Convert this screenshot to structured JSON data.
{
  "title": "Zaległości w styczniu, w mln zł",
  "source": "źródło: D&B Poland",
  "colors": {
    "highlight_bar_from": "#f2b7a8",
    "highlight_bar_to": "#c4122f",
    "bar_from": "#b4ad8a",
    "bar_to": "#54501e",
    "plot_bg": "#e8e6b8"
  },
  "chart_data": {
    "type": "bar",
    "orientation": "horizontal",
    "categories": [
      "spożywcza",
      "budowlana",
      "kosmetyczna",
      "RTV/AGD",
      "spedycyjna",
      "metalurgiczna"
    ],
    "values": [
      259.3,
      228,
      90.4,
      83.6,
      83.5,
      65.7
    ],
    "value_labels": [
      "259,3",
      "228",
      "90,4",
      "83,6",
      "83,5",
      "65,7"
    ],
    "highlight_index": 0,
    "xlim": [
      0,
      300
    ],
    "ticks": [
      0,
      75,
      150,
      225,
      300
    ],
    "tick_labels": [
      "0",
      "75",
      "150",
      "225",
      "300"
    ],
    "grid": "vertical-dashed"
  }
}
* * * *
> Problem statement
Return each line of the records above exactly as it reads.

> Solution to this exercise
Convert this screenshot to structured JSON data.
{
  "title": "Zaległości w styczniu, w mln zł",
  "source": "źródło: D&B Poland",
  "colors": {
    "highlight_bar_from": "#f2b7a8",
    "highlight_bar_to": "#c4122f",
    "bar_from": "#b4ad8a",
    "bar_to": "#54501e",
    "plot_bg": "#e8e6b8"
  },
  "chart_data": {
    "type": "bar",
    "orientation": "horizontal",
    "categories": [
      "spożywcza",
      "budowlana",
      "kosmetyczna",
      "RTV/AGD",
      "spedycyjna",
      "metalurgiczna"
    ],
    "values": [
      259.3,
      228,
      90.4,
      83.6,
      83.5,
      65.7
    ],
    "value_labels": [
      "259,3",
      "228",
      "90,4",
      "83,6",
      "83,5",
      "65,7"
    ],
    "highlight_index": 0,
    "xlim": [
      0,
      300
    ],
    "ticks": [
      0,
      75,
      150,
      225,
      300
    ],
    "tick_labels": [
      "0",
      "75",
      "150",
      "225",
      "300"
    ],
    "grid": "vertical-dashed"
  }
}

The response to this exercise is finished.